GOAL |
Repeat the listing word for word. No pictures belong in the copy.

****************

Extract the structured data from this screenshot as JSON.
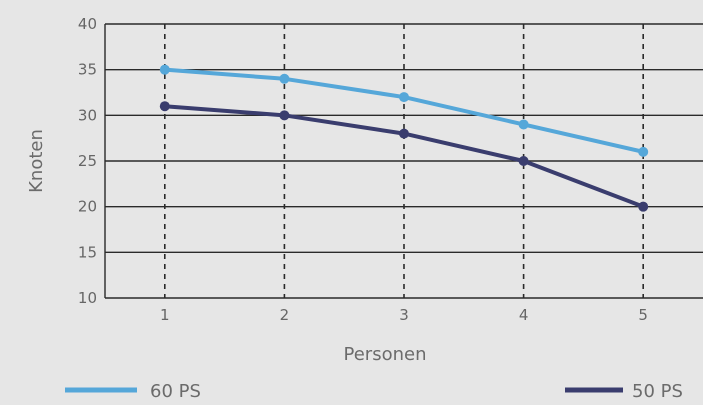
{
  "chart_data": {
    "type": "line",
    "title": "",
    "xlabel": "Personen",
    "ylabel": "Knoten",
    "categories": [
      "1",
      "2",
      "3",
      "4",
      "5"
    ],
    "x": [
      1,
      2,
      3,
      4,
      5
    ],
    "xlim": [
      0.5,
      5.5
    ],
    "ylim": [
      10,
      40
    ],
    "yticks": [
      10,
      15,
      20,
      25,
      30,
      35,
      40
    ],
    "grid": {
      "horizontal": "solid",
      "vertical": "dashed"
    },
    "legend_position": "bottom",
    "series": [
      {
        "name": "60 PS",
        "values": [
          35,
          34,
          32,
          29,
          26
        ],
        "color": "#55a7d9"
      },
      {
        "name": "50 PS",
        "values": [
          31,
          30,
          28,
          25,
          20
        ],
        "color": "#3a3d6e"
      }
    ]
  },
  "colors": {
    "background": "#e6e6e6",
    "plot_background": "#e6e6e6",
    "grid": "#2a2a2a",
    "text": "#6b6b6b"
  }
}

****************

REPLY TO THE EXERCISE |
Extract the structured data from this screenshot as JSON.
{
  "chart_data": {
    "type": "line",
    "title": "",
    "xlabel": "Personen",
    "ylabel": "Knoten",
    "categories": [
      "1",
      "2",
      "3",
      "4",
      "5"
    ],
    "x": [
      1,
      2,
      3,
      4,
      5
    ],
    "xlim": [
      0.5,
      5.5
    ],
    "ylim": [
      10,
      40
    ],
    "yticks": [
      10,
      15,
      20,
      25,
      30,
      35,
      40
    ],
    "grid": {
      "horizontal": "solid",
      "vertical": "dashed"
    },
    "legend_position": "bottom",
    "series": [
      {
        "name": "60 PS",
        "values": [
          35,
          34,
          32,
          29,
          26
        ],
        "color": "#55a7d9"
      },
      {
        "name": "50 PS",
        "values": [
          31,
          30,
          28,
          25,
          20
        ],
        "color": "#3a3d6e"
      }
    ]
  },
  "colors": {
    "background": "#e6e6e6",
    "plot_background": "#e6e6e6",
    "grid": "#2a2a2a",
    "text": "#6b6b6b"
  }
}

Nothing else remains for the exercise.